Exercise materials
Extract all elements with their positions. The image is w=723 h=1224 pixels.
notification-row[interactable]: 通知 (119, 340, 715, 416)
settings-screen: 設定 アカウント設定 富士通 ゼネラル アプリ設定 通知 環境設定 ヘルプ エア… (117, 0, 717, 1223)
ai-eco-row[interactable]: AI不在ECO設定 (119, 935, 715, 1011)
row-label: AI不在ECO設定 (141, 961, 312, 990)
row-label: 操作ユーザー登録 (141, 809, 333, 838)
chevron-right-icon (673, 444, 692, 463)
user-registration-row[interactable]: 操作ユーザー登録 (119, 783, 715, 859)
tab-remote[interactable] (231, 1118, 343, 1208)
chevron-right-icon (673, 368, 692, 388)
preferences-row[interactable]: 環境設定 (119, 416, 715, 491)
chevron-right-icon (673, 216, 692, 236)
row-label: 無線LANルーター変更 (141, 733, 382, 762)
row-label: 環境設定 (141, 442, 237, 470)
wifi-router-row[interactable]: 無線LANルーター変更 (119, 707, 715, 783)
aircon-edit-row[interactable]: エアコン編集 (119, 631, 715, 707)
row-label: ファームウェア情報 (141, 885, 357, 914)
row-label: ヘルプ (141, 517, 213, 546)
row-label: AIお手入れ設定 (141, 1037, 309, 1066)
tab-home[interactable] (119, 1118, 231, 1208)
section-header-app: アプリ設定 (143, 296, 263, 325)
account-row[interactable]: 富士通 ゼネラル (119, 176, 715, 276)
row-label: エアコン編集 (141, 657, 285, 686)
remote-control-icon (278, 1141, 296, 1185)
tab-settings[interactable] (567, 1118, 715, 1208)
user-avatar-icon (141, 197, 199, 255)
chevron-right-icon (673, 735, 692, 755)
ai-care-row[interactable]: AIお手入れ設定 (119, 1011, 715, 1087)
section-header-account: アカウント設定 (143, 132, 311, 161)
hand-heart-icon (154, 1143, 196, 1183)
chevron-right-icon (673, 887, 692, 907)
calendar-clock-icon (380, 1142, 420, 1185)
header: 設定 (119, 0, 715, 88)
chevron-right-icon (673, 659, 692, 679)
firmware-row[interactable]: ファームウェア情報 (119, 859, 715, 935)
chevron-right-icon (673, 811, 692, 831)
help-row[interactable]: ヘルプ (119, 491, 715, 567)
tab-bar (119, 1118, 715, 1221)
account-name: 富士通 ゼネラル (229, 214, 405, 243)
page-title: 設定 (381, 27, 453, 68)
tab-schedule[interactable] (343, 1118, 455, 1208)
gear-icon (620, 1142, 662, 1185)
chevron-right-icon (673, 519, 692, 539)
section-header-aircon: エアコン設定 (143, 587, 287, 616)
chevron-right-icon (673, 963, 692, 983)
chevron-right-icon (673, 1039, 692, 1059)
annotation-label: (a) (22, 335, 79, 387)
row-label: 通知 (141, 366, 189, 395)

Directions
Present the lines above as a Markdown table with two columns, Row and Text. Number each line and leave out any blank lines.

Written reply
| Row | Text |
|---|---|
| 1 | Extract all elements with their positions. The image is w=723 h=1224 pixels. |
| 2 | notification-row[interactable]: 通知 (119, 340, 715, 416) |
| 3 | settings-screen: 設定 アカウント設定 富士通 ゼネラル アプリ設定 通知 環境設定 ヘルプ エア… (117, 0, 717, 1223) |
| 4 | ai-eco-row[interactable]: AI不在ECO設定 (119, 935, 715, 1011) |
| 5 | row-label: AI不在ECO設定 (141, 961, 312, 990) |
| 6 | row-label: 操作ユーザー登録 (141, 809, 333, 838) |
| 7 | chevron-right-icon (673, 444, 692, 463) |
| 8 | user-registration-row[interactable]: 操作ユーザー登録 (119, 783, 715, 859) |
| 9 | tab-remote[interactable] (231, 1118, 343, 1208) |
| 10 | chevron-right-icon (673, 368, 692, 388) |
| 11 | preferences-row[interactable]: 環境設定 (119, 416, 715, 491) |
| 12 | chevron-right-icon (673, 216, 692, 236) |
| 13 | row-label: 無線LANルーター変更 (141, 733, 382, 762) |
| 14 | row-label: 環境設定 (141, 442, 237, 470) |
| 15 | wifi-router-row[interactable]: 無線LANルーター変更 (119, 707, 715, 783) |
| 16 | aircon-edit-row[interactable]: エアコン編集 (119, 631, 715, 707) |
| 17 | row-label: ファームウェア情報 (141, 885, 357, 914) |
| 18 | row-label: ヘルプ (141, 517, 213, 546) |
| 19 | row-label: AIお手入れ設定 (141, 1037, 309, 1066) |
| 20 | tab-home[interactable] (119, 1118, 231, 1208) |
| 21 | section-header-app: アプリ設定 (143, 296, 263, 325) |
| 22 | account-row[interactable]: 富士通 ゼネラル (119, 176, 715, 276) |
| 23 | row-label: エアコン編集 (141, 657, 285, 686) |
| 24 | remote-control-icon (278, 1141, 296, 1185) |
| 25 | tab-settings[interactable] (567, 1118, 715, 1208) |
| 26 | user-avatar-icon (141, 197, 199, 255) |
| 27 | chevron-right-icon (673, 735, 692, 755) |
| 28 | ai-care-row[interactable]: AIお手入れ設定 (119, 1011, 715, 1087) |
| 29 | section-header-account: アカウント設定 (143, 132, 311, 161) |
| 30 | hand-heart-icon (154, 1143, 196, 1183) |
| 31 | chevron-right-icon (673, 887, 692, 907) |
| 32 | calendar-clock-icon (380, 1142, 420, 1185) |
| 33 | header: 設定 (119, 0, 715, 88) |
| 34 | chevron-right-icon (673, 659, 692, 679) |
| 35 | firmware-row[interactable]: ファームウェア情報 (119, 859, 715, 935) |
| 36 | chevron-right-icon (673, 811, 692, 831) |
| 37 | help-row[interactable]: ヘルプ (119, 491, 715, 567) |
| 38 | tab-bar (119, 1118, 715, 1221) |
| 39 | account-name: 富士通 ゼネラル (229, 214, 405, 243) |
| 40 | page-title: 設定 (381, 27, 453, 68) |
| 41 | tab-schedule[interactable] (343, 1118, 455, 1208) |
| 42 | gear-icon (620, 1142, 662, 1185) |
| 43 | chevron-right-icon (673, 519, 692, 539) |
| 44 | section-header-aircon: エアコン設定 (143, 587, 287, 616) |
| 45 | chevron-right-icon (673, 963, 692, 983) |
| 46 | chevron-right-icon (673, 1039, 692, 1059) |
| 47 | annotation-label: (a) (22, 335, 79, 387) |
| 48 | row-label: 通知 (141, 366, 189, 395) |